**WHAT THIS TASK INVOLVES**
Find every line with the string "text" in it, count them, and reply with that count only.

**RECORDS PROVIDED**

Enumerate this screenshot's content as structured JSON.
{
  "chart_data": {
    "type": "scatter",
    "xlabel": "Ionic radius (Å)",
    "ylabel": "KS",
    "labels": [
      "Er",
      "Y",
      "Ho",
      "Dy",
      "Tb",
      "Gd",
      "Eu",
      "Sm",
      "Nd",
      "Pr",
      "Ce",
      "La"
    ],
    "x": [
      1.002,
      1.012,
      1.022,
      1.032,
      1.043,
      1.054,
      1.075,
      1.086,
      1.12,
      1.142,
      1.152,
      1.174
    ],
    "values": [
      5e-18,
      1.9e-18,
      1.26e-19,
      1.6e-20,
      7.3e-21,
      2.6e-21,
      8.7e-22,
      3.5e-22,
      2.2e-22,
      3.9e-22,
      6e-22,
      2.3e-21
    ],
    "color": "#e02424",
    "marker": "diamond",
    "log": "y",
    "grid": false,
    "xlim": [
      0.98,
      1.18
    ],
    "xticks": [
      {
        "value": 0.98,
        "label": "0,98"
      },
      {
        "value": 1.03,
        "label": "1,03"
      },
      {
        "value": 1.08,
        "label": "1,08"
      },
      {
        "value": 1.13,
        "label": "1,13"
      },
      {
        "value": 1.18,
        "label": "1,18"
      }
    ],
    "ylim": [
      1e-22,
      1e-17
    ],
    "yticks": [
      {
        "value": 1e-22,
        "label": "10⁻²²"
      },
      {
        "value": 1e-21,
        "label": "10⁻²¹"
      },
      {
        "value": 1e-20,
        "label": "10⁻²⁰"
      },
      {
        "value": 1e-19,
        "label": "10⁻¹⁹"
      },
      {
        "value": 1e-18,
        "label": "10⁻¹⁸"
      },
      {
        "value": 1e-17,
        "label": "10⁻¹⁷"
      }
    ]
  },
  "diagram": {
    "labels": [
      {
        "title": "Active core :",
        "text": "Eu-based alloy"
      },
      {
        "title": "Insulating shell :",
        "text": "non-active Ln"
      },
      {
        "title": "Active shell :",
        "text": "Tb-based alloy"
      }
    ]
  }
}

**RESPONSE TO THIS TASK**
3